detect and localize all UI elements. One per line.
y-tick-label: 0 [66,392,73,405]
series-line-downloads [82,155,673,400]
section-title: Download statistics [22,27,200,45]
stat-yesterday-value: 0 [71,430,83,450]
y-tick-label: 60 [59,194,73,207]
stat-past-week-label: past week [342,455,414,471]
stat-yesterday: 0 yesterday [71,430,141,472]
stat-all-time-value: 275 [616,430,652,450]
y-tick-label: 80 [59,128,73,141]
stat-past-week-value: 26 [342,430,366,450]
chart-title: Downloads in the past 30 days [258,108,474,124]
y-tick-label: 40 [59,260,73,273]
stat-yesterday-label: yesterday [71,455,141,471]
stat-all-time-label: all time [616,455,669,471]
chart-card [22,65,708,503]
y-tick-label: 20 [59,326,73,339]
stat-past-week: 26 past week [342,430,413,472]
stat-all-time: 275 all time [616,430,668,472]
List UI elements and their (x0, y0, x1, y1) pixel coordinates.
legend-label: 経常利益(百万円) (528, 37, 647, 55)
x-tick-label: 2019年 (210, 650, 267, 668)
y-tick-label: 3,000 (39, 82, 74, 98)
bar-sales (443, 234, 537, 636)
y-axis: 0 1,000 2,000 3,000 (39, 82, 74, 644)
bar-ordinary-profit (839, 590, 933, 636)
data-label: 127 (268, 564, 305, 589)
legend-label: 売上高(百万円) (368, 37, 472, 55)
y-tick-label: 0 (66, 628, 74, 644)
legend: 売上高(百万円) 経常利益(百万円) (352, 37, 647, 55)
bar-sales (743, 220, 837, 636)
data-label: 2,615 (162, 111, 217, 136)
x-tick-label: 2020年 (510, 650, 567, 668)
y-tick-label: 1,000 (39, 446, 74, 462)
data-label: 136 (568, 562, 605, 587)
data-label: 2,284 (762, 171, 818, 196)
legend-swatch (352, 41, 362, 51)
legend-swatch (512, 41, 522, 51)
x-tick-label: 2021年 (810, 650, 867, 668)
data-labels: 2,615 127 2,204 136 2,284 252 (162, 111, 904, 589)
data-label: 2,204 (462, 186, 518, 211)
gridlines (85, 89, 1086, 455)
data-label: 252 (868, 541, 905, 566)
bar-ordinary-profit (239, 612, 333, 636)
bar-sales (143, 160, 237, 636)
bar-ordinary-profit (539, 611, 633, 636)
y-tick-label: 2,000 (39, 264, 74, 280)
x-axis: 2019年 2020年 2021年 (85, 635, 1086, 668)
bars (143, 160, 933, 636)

__Set task__
Put each line of the rows above into a Markdown table with two columns, Index for the line's number and Content for the line itself. Leave out any blank lines.

__Task output__
| Index | Content |
|---|---|
| 1 | detect and localize all UI elements. One per line. |
| 2 | y-tick-label: 0 [66,392,73,405] |
| 3 | series-line-downloads [82,155,673,400] |
| 4 | section-title: Download statistics [22,27,200,45] |
| 5 | stat-yesterday-value: 0 [71,430,83,450] |
| 6 | y-tick-label: 60 [59,194,73,207] |
| 7 | stat-past-week-label: past week [342,455,414,471] |
| 8 | stat-yesterday: 0 yesterday [71,430,141,472] |
| 9 | stat-all-time-value: 275 [616,430,652,450] |
| 10 | y-tick-label: 80 [59,128,73,141] |
| 11 | stat-past-week-value: 26 [342,430,366,450] |
| 12 | chart-title: Downloads in the past 30 days [258,108,474,124] |
| 13 | y-tick-label: 40 [59,260,73,273] |
| 14 | stat-yesterday-label: yesterday [71,455,141,471] |
| 15 | stat-all-time-label: all time [616,455,669,471] |
| 16 | chart-card [22,65,708,503] |
| 17 | y-tick-label: 20 [59,326,73,339] |
| 18 | stat-past-week: 26 past week [342,430,413,472] |
| 19 | stat-all-time: 275 all time [616,430,668,472] |
| 20 | List UI elements and their (x0, y0, x1, y1) pixel coordinates. |
| 21 | legend-label: 経常利益(百万円) (528, 37, 647, 55) |
| 22 | x-tick-label: 2019年 (210, 650, 267, 668) |
| 23 | y-tick-label: 3,000 (39, 82, 74, 98) |
| 24 | bar-sales (443, 234, 537, 636) |
| 25 | y-axis: 0 1,000 2,000 3,000 (39, 82, 74, 644) |
| 26 | bar-ordinary-profit (839, 590, 933, 636) |
| 27 | data-label: 127 (268, 564, 305, 589) |
| 28 | legend-label: 売上高(百万円) (368, 37, 472, 55) |
| 29 | y-tick-label: 0 (66, 628, 74, 644) |
| 30 | legend: 売上高(百万円) 経常利益(百万円) (352, 37, 647, 55) |
| 31 | bar-sales (743, 220, 837, 636) |
| 32 | data-label: 2,615 (162, 111, 217, 136) |
| 33 | x-tick-label: 2020年 (510, 650, 567, 668) |
| 34 | y-tick-label: 1,000 (39, 446, 74, 462) |
| 35 | data-label: 136 (568, 562, 605, 587) |
| 36 | data-label: 2,284 (762, 171, 818, 196) |
| 37 | legend-swatch (352, 41, 362, 51) |
| 38 | legend-swatch (512, 41, 522, 51) |
| 39 | x-tick-label: 2021年 (810, 650, 867, 668) |
| 40 | data-labels: 2,615 127 2,204 136 2,284 252 (162, 111, 904, 589) |
| 41 | data-label: 2,204 (462, 186, 518, 211) |
| 42 | gridlines (85, 89, 1086, 455) |
| 43 | data-label: 252 (868, 541, 905, 566) |
| 44 | bar-ordinary-profit (239, 612, 333, 636) |
| 45 | bar-sales (143, 160, 237, 636) |
| 46 | bar-ordinary-profit (539, 611, 633, 636) |
| 47 | y-tick-label: 2,000 (39, 264, 74, 280) |
| 48 | x-axis: 2019年 2020年 2021年 (85, 635, 1086, 668) |
| 49 | bars (143, 160, 933, 636) |